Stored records
_____
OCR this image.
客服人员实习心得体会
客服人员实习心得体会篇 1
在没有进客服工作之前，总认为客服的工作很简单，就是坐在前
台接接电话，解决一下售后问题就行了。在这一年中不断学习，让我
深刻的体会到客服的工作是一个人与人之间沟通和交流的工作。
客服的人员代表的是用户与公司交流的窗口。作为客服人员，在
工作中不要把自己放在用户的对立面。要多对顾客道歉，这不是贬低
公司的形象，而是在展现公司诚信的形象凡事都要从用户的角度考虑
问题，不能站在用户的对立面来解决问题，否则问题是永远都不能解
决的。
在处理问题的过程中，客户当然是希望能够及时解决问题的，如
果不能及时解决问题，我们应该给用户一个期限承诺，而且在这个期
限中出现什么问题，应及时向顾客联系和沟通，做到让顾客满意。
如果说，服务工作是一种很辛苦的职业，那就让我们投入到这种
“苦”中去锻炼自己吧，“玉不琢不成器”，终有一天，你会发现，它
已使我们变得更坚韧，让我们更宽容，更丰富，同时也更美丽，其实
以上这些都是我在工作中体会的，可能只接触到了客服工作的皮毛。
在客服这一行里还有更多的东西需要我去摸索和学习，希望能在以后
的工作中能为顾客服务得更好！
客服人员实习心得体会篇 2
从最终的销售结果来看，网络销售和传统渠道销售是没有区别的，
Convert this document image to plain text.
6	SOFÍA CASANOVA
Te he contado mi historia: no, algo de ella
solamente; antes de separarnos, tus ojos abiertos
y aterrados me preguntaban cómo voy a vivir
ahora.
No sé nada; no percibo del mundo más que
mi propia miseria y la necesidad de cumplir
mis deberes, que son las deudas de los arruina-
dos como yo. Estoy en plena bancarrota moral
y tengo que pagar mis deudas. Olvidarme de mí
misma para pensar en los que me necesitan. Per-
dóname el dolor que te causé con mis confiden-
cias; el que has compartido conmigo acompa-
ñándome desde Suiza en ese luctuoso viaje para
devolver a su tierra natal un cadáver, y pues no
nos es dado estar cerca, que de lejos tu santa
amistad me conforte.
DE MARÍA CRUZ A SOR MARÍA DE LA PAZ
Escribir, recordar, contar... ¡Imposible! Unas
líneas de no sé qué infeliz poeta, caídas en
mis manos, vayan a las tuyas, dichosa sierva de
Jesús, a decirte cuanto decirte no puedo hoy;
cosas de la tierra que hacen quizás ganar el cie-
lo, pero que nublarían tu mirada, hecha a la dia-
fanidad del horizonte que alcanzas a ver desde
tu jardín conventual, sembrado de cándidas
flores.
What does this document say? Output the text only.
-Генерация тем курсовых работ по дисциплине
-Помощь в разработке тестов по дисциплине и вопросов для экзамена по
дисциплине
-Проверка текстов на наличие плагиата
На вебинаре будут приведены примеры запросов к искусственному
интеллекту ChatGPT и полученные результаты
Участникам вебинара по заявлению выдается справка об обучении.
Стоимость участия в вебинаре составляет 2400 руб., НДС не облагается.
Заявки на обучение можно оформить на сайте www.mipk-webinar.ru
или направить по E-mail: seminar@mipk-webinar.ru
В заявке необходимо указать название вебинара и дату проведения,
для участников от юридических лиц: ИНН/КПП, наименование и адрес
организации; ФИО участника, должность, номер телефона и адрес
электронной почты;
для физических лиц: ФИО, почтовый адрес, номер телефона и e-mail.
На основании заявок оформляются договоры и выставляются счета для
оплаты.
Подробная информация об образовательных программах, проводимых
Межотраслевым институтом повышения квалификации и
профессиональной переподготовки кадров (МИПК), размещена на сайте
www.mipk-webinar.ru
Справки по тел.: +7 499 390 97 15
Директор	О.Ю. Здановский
_____
Please output every record, keeping each line exact.

OCR this image.
客服人员实习心得体会
客服人员实习心得体会篇 1
在没有进客服工作之前，总认为客服的工作很简单，就是坐在前
台接接电话，解决一下售后问题就行了。在这一年中不断学习，让我
深刻的体会到客服的工作是一个人与人之间沟通和交流的工作。
客服的人员代表的是用户与公司交流的窗口。作为客服人员，在
工作中不要把自己放在用户的对立面。要多对顾客道歉，这不是贬低
公司的形象，而是在展现公司诚信的形象凡事都要从用户的角度考虑
问题，不能站在用户的对立面来解决问题，否则问题是永远都不能解
决的。
在处理问题的过程中，客户当然是希望能够及时解决问题的，如
果不能及时解决问题，我们应该给用户一个期限承诺，而且在这个期
限中出现什么问题，应及时向顾客联系和沟通，做到让顾客满意。
如果说，服务工作是一种很辛苦的职业，那就让我们投入到这种
“苦”中去锻炼自己吧，“玉不琢不成器”，终有一天，你会发现，它
已使我们变得更坚韧，让我们更宽容，更丰富，同时也更美丽，其实
以上这些都是我在工作中体会的，可能只接触到了客服工作的皮毛。
在客服这一行里还有更多的东西需要我去摸索和学习，希望能在以后
的工作中能为顾客服务得更好！
客服人员实习心得体会篇 2
从最终的销售结果来看，网络销售和传统渠道销售是没有区别的，
Convert this document image to plain text.
6	SOFÍA CASANOVA
Te he contado mi historia: no, algo de ella
solamente; antes de separarnos, tus ojos abiertos
y aterrados me preguntaban cómo voy a vivir
ahora.
No sé nada; no percibo del mundo más que
mi propia miseria y la necesidad de cumplir
mis deberes, que son las deudas de los arruina-
dos como yo. Estoy en plena bancarrota moral
y tengo que pagar mis deudas. Olvidarme de mí
misma para pensar en los que me necesitan. Per-
dóname el dolor que te causé con mis confiden-
cias; el que has compartido conmigo acompa-
ñándome desde Suiza en ese luctuoso viaje para
devolver a su tierra natal un cadáver, y pues no
nos es dado estar cerca, que de lejos tu santa
amistad me conforte.
DE MARÍA CRUZ A SOR MARÍA DE LA PAZ
Escribir, recordar, contar... ¡Imposible! Unas
líneas de no sé qué infeliz poeta, caídas en
mis manos, vayan a las tuyas, dichosa sierva de
Jesús, a decirte cuanto decirte no puedo hoy;
cosas de la tierra que hacen quizás ganar el cie-
lo, pero que nublarían tu mirada, hecha a la dia-
fanidad del horizonte que alcanzas a ver desde
tu jardín conventual, sembrado de cándidas
flores.
What does this document say? Output the text only.
-Генерация тем курсовых работ по дисциплине
-Помощь в разработке тестов по дисциплине и вопросов для экзамена по
дисциплине
-Проверка текстов на наличие плагиата
На вебинаре будут приведены примеры запросов к искусственному
интеллекту ChatGPT и полученные результаты
Участникам вебинара по заявлению выдается справка об обучении.
Стоимость участия в вебинаре составляет 2400 руб., НДС не облагается.
Заявки на обучение можно оформить на сайте www.mipk-webinar.ru
или направить по E-mail: seminar@mipk-webinar.ru
В заявке необходимо указать название вебинара и дату проведения,
для участников от юридических лиц: ИНН/КПП, наименование и адрес
организации; ФИО участника, должность, номер телефона и адрес
электронной почты;
для физических лиц: ФИО, почтовый адрес, номер телефона и e-mail.
На основании заявок оформляются договоры и выставляются счета для
оплаты.
Подробная информация об образовательных программах, проводимых
Межотраслевым институтом повышения квалификации и
профессиональной переподготовки кадров (МИПК), размещена на сайте
www.mipk-webinar.ru
Справки по тел.: +7 499 390 97 15
Директор	О.Ю. Здановский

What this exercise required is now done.